Locate every line in the records below that holds the word "NAME" and return each one.
* Begin Records provided *
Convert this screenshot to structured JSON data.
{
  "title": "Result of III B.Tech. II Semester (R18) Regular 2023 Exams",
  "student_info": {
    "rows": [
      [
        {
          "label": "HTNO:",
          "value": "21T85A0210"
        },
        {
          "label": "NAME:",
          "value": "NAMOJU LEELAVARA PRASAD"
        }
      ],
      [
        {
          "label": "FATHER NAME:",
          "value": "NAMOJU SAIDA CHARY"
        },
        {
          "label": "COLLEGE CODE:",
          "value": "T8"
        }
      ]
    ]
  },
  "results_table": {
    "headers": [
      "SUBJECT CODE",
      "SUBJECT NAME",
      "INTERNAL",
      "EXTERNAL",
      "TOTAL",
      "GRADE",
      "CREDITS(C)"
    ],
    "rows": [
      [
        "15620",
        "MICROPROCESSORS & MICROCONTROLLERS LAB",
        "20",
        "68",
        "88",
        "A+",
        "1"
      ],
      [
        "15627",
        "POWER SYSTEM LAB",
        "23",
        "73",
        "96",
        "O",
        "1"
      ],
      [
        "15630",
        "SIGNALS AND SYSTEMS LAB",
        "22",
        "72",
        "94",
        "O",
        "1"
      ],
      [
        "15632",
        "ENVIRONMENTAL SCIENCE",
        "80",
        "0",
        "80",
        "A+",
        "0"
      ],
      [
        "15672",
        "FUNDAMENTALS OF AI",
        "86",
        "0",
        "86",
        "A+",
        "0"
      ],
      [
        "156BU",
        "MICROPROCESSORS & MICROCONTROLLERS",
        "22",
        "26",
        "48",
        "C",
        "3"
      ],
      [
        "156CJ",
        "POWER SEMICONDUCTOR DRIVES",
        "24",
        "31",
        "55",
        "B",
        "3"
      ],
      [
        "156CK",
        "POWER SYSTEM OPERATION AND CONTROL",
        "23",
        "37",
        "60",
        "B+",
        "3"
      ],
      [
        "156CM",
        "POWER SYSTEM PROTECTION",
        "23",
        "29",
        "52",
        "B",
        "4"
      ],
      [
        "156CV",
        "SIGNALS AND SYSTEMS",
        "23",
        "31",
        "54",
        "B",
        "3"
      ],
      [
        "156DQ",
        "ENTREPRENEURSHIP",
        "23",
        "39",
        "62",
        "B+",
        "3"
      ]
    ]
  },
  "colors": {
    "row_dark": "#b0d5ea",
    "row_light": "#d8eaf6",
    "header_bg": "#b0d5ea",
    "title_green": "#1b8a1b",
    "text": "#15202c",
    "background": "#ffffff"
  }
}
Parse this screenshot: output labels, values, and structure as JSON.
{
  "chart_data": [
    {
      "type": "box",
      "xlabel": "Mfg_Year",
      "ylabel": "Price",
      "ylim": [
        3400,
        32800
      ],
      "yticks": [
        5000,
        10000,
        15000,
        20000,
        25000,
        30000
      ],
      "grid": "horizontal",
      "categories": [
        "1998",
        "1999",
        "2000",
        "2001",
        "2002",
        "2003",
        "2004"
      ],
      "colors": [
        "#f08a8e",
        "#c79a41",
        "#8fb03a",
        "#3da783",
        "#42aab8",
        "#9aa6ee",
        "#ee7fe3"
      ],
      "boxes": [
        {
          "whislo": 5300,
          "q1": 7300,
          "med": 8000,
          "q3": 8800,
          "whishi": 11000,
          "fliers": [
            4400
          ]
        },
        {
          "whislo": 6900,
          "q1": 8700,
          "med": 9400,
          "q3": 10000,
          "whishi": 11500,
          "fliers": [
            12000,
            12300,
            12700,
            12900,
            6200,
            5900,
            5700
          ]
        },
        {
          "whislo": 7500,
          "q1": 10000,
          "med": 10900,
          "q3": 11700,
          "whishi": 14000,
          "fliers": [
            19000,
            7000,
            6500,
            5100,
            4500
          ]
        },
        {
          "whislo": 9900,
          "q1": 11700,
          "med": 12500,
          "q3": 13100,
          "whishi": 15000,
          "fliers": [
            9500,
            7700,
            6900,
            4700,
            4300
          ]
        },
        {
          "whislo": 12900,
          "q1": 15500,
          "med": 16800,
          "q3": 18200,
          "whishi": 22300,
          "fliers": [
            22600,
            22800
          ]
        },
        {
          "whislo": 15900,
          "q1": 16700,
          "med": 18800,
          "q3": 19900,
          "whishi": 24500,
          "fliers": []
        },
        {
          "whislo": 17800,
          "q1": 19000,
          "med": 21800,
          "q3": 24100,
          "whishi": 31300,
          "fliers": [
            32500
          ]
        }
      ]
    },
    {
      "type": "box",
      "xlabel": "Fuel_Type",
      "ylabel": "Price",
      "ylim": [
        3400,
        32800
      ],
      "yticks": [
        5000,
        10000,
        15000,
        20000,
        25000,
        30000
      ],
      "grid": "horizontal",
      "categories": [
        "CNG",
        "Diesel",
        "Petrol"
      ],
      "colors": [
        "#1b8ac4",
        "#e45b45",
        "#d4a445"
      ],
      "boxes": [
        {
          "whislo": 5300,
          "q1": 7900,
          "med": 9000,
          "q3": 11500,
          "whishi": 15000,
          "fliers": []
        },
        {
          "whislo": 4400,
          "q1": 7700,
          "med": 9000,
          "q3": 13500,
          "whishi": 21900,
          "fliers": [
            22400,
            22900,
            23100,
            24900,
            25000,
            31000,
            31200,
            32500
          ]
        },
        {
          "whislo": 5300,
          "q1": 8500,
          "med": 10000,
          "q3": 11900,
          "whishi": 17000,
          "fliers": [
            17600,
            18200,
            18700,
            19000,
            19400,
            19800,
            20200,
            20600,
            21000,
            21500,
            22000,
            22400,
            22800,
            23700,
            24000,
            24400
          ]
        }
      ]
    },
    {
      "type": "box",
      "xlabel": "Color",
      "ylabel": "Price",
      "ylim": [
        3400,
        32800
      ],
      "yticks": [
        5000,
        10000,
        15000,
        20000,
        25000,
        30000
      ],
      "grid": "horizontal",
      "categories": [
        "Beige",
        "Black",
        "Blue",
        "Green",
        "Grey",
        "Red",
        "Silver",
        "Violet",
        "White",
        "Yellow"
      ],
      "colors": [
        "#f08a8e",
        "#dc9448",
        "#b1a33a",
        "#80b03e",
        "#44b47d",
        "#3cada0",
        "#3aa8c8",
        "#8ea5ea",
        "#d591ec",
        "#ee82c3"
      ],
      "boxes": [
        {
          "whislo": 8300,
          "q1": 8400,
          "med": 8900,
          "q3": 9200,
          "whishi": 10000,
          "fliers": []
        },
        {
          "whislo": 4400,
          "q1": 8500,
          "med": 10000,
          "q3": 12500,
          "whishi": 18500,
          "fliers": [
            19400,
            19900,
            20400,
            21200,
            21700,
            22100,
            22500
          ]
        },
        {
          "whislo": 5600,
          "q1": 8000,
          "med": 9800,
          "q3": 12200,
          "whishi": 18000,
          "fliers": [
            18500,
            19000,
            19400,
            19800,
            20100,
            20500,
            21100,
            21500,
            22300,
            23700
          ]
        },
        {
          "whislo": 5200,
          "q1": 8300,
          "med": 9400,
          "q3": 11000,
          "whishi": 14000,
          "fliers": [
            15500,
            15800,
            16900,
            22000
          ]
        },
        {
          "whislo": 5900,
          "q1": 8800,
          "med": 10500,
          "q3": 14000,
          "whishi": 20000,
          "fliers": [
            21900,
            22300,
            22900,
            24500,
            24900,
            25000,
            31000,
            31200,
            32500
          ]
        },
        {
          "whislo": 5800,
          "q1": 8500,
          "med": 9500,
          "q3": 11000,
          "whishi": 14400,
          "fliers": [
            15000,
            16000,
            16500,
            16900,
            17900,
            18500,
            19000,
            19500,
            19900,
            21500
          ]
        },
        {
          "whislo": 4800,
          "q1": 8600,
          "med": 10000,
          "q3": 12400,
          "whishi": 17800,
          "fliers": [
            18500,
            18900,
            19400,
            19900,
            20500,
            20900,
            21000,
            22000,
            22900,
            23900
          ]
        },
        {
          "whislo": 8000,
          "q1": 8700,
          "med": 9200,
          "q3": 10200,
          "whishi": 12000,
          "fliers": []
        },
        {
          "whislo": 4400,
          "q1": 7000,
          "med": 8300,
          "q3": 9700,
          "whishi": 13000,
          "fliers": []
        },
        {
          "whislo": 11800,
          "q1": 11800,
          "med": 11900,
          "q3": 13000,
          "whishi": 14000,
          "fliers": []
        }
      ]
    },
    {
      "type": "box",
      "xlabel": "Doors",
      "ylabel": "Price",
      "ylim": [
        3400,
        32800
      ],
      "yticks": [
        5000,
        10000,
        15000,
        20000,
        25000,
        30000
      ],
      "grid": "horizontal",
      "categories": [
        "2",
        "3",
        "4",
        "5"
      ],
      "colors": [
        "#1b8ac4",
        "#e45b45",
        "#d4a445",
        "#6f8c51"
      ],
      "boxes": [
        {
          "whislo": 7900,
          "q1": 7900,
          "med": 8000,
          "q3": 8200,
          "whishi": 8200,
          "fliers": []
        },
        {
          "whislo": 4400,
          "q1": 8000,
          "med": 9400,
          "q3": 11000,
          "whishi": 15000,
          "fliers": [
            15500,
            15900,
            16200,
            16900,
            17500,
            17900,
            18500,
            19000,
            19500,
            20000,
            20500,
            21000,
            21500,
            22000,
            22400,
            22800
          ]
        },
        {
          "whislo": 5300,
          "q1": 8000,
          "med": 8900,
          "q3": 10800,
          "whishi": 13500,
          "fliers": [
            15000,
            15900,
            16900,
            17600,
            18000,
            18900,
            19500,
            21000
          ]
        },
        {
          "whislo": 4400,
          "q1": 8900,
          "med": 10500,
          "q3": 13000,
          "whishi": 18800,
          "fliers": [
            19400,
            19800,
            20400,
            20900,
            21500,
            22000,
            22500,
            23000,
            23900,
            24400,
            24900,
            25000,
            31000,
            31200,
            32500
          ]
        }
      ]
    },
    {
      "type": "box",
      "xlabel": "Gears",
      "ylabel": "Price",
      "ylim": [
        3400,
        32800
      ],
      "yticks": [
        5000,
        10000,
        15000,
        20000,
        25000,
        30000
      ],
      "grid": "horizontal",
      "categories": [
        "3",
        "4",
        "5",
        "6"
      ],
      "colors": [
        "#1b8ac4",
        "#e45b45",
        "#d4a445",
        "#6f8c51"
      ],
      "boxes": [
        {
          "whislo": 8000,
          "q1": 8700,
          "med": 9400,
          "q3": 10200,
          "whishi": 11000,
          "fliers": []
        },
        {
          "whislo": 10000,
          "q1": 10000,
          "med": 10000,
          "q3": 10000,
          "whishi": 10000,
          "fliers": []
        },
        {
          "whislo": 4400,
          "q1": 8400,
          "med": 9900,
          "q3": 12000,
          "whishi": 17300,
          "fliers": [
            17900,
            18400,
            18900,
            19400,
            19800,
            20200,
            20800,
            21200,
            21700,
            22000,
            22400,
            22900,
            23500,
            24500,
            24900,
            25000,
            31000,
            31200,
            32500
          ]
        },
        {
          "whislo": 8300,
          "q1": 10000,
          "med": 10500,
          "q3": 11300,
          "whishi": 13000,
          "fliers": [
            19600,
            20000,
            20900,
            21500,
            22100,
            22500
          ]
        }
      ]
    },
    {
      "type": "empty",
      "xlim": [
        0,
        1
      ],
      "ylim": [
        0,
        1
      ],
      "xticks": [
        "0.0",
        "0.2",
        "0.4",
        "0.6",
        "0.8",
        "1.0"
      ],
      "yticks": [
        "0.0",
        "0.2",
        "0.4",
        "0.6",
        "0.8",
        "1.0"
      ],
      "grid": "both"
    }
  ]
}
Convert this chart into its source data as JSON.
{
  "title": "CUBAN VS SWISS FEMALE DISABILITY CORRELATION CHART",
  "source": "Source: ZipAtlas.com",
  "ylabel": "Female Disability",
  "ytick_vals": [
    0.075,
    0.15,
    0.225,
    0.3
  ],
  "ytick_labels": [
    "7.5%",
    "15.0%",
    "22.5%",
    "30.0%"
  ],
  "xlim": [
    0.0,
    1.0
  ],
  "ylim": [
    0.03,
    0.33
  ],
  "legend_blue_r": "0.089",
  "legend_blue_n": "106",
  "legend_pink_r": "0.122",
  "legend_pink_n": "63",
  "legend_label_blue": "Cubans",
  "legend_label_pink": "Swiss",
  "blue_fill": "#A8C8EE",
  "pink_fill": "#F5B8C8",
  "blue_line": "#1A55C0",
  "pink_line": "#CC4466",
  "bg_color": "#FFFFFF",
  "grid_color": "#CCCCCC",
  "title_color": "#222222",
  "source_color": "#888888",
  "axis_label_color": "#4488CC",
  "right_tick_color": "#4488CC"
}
* End Records provided *
**Complete response**
          "label": "NAME:",
          "label": "FATHER NAME:",
      "SUBJECT NAME",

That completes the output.